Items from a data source
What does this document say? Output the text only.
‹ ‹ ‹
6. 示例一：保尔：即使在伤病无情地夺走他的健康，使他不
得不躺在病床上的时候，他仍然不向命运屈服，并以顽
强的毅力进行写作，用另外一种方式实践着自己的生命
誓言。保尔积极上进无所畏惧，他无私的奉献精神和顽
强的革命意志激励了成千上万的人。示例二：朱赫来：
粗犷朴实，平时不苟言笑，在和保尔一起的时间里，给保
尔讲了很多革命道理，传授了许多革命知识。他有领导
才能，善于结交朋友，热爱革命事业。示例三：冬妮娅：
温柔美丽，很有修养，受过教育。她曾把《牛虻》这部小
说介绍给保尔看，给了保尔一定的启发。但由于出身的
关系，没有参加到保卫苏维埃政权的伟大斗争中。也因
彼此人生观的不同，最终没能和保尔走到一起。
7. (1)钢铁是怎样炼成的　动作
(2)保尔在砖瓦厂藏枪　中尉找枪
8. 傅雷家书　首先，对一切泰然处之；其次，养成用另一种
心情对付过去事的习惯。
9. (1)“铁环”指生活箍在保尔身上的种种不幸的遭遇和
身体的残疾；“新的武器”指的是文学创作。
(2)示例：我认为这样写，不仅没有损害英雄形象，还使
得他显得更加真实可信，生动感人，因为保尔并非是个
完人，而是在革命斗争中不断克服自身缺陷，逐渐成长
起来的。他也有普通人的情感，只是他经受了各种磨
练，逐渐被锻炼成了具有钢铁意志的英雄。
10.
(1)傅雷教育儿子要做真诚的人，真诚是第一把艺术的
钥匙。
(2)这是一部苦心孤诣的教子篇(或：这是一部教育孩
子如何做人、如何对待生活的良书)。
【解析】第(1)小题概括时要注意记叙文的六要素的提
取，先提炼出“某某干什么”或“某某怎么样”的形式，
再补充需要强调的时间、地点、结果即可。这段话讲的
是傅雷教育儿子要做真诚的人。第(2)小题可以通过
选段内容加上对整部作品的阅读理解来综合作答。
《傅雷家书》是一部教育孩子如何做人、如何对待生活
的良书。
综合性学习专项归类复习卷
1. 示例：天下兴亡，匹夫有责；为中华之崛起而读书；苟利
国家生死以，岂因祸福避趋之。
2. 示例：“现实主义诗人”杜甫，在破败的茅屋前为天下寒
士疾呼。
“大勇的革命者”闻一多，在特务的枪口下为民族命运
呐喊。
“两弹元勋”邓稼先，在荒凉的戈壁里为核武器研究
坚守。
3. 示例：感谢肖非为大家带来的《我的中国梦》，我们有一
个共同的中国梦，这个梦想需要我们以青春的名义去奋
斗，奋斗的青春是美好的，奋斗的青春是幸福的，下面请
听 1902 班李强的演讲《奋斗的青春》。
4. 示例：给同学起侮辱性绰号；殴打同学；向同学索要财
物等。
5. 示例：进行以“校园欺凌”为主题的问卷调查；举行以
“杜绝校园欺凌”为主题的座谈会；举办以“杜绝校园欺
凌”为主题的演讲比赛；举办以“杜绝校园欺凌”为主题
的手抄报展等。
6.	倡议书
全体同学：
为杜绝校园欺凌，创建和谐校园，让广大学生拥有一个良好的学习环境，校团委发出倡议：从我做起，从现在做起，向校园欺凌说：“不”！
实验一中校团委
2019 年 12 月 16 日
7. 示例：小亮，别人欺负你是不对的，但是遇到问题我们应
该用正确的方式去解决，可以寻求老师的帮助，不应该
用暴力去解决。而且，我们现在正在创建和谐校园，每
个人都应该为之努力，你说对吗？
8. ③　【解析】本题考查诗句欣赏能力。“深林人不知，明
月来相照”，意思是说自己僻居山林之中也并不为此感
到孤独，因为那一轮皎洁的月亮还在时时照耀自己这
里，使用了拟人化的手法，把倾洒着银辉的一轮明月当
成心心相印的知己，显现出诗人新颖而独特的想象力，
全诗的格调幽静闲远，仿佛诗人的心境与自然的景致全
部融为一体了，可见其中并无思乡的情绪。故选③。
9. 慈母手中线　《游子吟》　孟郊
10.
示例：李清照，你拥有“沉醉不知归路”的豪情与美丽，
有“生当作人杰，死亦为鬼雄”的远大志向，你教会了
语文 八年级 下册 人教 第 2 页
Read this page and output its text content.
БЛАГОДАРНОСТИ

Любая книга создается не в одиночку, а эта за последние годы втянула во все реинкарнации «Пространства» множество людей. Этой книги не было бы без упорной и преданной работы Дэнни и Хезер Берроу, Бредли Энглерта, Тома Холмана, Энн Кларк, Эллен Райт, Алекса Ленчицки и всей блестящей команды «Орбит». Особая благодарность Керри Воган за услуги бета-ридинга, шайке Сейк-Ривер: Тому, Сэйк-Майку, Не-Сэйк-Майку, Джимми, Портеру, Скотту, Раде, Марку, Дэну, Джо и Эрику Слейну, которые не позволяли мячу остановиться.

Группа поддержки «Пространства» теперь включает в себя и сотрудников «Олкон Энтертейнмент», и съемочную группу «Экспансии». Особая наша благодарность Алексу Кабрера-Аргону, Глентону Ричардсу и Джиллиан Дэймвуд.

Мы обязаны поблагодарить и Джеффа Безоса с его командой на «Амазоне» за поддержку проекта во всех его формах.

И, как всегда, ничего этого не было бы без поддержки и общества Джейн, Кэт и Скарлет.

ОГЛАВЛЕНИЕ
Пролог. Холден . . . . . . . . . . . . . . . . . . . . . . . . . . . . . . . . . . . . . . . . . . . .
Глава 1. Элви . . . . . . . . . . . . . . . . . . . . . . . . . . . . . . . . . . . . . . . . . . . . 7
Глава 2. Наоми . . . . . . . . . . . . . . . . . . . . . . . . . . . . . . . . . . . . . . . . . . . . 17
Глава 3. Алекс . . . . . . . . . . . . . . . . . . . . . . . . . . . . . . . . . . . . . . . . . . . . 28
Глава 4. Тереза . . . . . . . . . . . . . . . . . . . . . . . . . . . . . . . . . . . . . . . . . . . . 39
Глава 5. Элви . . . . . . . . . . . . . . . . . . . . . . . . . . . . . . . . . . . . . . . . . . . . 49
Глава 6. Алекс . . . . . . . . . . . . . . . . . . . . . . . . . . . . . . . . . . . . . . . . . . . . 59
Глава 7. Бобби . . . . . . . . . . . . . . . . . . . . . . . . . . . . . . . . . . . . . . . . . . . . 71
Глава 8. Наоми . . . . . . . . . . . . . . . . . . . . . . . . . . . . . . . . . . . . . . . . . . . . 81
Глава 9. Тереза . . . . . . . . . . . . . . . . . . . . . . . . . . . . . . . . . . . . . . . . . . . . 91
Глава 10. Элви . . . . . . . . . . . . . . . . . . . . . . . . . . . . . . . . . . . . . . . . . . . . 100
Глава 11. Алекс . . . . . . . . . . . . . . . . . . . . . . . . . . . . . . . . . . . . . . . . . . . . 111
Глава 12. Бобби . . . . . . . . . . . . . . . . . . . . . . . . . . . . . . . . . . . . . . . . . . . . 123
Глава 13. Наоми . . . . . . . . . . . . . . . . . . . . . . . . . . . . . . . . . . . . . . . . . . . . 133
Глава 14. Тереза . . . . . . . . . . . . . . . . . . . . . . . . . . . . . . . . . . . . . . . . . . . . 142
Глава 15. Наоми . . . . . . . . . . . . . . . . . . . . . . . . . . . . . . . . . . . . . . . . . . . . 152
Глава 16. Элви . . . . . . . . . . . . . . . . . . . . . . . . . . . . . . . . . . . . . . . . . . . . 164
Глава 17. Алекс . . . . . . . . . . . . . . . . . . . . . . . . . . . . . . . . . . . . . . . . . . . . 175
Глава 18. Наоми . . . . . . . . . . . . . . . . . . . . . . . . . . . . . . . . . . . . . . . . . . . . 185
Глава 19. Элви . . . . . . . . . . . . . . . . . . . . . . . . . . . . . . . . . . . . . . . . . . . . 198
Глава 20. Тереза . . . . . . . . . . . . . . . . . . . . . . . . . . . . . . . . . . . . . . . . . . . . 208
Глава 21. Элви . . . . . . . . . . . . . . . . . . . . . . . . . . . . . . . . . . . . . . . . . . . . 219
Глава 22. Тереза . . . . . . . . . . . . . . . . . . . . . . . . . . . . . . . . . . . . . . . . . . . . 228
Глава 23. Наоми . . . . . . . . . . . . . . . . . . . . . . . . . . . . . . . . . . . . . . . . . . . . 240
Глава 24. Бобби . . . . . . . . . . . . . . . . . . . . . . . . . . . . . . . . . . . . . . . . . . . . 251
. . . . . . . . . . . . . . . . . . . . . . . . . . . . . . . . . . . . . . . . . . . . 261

- _YOUR GOAL_
Where does the word "Бобби" appear in the listing? List each line that holds it.

- _FINAL RESULT_
Глава 7. Бобби . . . . . . . . . . . . . . . . . . . . . . . . . . . . . . . . . . . . . . . . . . . . 71
Глава 12. Бобби . . . . . . . . . . . . . . . . . . . . . . . . . . . . . . . . . . . . . . . . . . . . 123
Глава 24. Бобби . . . . . . . . . . . . . . . . . . . . . . . . . . . . . . . . . . . . . . . . . . . . 251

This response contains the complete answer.